▶ JOB
Please print every record below exactly as it appears.

Stored data:
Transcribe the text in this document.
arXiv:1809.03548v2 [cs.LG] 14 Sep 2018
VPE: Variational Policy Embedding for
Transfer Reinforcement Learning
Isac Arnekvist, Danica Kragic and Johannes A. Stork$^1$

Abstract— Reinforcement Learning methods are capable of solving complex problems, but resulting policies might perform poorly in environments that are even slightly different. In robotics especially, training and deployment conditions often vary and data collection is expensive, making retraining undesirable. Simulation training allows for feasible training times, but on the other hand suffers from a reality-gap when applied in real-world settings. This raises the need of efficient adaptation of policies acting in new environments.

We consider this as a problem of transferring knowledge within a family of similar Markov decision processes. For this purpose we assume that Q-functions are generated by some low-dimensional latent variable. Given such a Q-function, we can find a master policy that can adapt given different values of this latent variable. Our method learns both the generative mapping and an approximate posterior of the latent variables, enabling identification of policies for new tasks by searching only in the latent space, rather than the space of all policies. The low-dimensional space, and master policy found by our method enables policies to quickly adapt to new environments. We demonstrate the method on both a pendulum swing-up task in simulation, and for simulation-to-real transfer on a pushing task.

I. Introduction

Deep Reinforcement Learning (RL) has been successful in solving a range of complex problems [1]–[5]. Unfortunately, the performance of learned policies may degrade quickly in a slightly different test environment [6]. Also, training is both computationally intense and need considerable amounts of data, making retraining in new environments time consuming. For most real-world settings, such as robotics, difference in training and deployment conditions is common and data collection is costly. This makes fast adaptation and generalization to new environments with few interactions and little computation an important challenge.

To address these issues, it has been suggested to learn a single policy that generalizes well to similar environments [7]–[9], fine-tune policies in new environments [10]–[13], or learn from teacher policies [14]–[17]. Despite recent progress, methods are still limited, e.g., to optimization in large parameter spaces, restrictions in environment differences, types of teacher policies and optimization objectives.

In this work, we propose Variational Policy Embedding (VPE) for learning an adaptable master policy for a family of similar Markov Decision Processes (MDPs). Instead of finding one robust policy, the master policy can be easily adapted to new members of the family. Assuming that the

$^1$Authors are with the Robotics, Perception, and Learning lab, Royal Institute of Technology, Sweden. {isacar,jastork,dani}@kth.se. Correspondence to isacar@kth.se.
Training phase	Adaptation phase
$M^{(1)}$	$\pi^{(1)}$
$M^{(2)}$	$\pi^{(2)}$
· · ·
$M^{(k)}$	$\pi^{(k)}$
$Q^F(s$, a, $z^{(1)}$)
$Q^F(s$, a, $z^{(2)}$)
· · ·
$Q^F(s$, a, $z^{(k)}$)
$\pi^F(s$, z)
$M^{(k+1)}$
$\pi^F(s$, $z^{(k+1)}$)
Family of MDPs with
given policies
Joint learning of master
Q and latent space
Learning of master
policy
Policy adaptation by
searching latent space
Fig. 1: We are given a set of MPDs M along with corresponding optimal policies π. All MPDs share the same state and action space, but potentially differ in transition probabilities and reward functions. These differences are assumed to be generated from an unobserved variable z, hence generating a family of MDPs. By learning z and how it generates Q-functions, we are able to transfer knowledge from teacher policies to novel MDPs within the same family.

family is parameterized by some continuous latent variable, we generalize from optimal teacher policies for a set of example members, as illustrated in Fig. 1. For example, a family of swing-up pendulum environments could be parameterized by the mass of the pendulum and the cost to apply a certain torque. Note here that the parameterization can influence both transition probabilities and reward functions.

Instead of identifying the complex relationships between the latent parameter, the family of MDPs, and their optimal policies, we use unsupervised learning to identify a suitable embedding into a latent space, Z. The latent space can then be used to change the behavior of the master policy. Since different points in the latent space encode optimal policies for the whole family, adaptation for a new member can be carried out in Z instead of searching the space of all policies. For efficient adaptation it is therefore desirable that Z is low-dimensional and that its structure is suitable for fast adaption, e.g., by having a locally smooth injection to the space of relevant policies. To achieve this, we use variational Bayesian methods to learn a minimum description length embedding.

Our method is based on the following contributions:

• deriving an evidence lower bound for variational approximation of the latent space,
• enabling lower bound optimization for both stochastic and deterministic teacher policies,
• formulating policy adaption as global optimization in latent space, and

▶ TASK RESPONSE
Transcribe the text in this document.
arXiv:1809.03548v2 [cs.LG] 14 Sep 2018
VPE: Variational Policy Embedding for
Transfer Reinforcement Learning
Isac Arnekvist, Danica Kragic and Johannes A. Stork$^1$

Abstract— Reinforcement Learning methods are capable of solving complex problems, but resulting policies might perform poorly in environments that are even slightly different. In robotics especially, training and deployment conditions often vary and data collection is expensive, making retraining undesirable. Simulation training allows for feasible training times, but on the other hand suffers from a reality-gap when applied in real-world settings. This raises the need of efficient adaptation of policies acting in new environments.

We consider this as a problem of transferring knowledge within a family of similar Markov decision processes. For this purpose we assume that Q-functions are generated by some low-dimensional latent variable. Given such a Q-function, we can find a master policy that can adapt given different values of this latent variable. Our method learns both the generative mapping and an approximate posterior of the latent variables, enabling identification of policies for new tasks by searching only in the latent space, rather than the space of all policies. The low-dimensional space, and master policy found by our method enables policies to quickly adapt to new environments. We demonstrate the method on both a pendulum swing-up task in simulation, and for simulation-to-real transfer on a pushing task.

I. Introduction

Deep Reinforcement Learning (RL) has been successful in solving a range of complex problems [1]–[5]. Unfortunately, the performance of learned policies may degrade quickly in a slightly different test environment [6]. Also, training is both computationally intense and need considerable amounts of data, making retraining in new environments time consuming. For most real-world settings, such as robotics, difference in training and deployment conditions is common and data collection is costly. This makes fast adaptation and generalization to new environments with few interactions and little computation an important challenge.

To address these issues, it has been suggested to learn a single policy that generalizes well to similar environments [7]–[9], fine-tune policies in new environments [10]–[13], or learn from teacher policies [14]–[17]. Despite recent progress, methods are still limited, e.g., to optimization in large parameter spaces, restrictions in environment differences, types of teacher policies and optimization objectives.

In this work, we propose Variational Policy Embedding (VPE) for learning an adaptable master policy for a family of similar Markov Decision Processes (MDPs). Instead of finding one robust policy, the master policy can be easily adapted to new members of the family. Assuming that the

$^1$Authors are with the Robotics, Perception, and Learning lab, Royal Institute of Technology, Sweden. {isacar,jastork,dani}@kth.se. Correspondence to isacar@kth.se.
Training phase	Adaptation phase
$M^{(1)}$	$\pi^{(1)}$
$M^{(2)}$	$\pi^{(2)}$
· · ·
$M^{(k)}$	$\pi^{(k)}$
$Q^F(s$, a, $z^{(1)}$)
$Q^F(s$, a, $z^{(2)}$)
· · ·
$Q^F(s$, a, $z^{(k)}$)
$\pi^F(s$, z)
$M^{(k+1)}$
$\pi^F(s$, $z^{(k+1)}$)
Family of MDPs with
given policies
Joint learning of master
Q and latent space
Learning of master
policy
Policy adaptation by
searching latent space
Fig. 1: We are given a set of MPDs M along with corresponding optimal policies π. All MPDs share the same state and action space, but potentially differ in transition probabilities and reward functions. These differences are assumed to be generated from an unobserved variable z, hence generating a family of MDPs. By learning z and how it generates Q-functions, we are able to transfer knowledge from teacher policies to novel MDPs within the same family.

family is parameterized by some continuous latent variable, we generalize from optimal teacher policies for a set of example members, as illustrated in Fig. 1. For example, a family of swing-up pendulum environments could be parameterized by the mass of the pendulum and the cost to apply a certain torque. Note here that the parameterization can influence both transition probabilities and reward functions.

Instead of identifying the complex relationships between the latent parameter, the family of MDPs, and their optimal policies, we use unsupervised learning to identify a suitable embedding into a latent space, Z. The latent space can then be used to change the behavior of the master policy. Since different points in the latent space encode optimal policies for the whole family, adaptation for a new member can be carried out in Z instead of searching the space of all policies. For efficient adaptation it is therefore desirable that Z is low-dimensional and that its structure is suitable for fast adaption, e.g., by having a locally smooth injection to the space of relevant policies. To achieve this, we use variational Bayesian methods to learn a minimum description length embedding.

Our method is based on the following contributions:

• deriving an evidence lower bound for variational approximation of the latent space,
• enabling lower bound optimization for both stochastic and deterministic teacher policies,
• formulating policy adaption as global optimization in latent space, and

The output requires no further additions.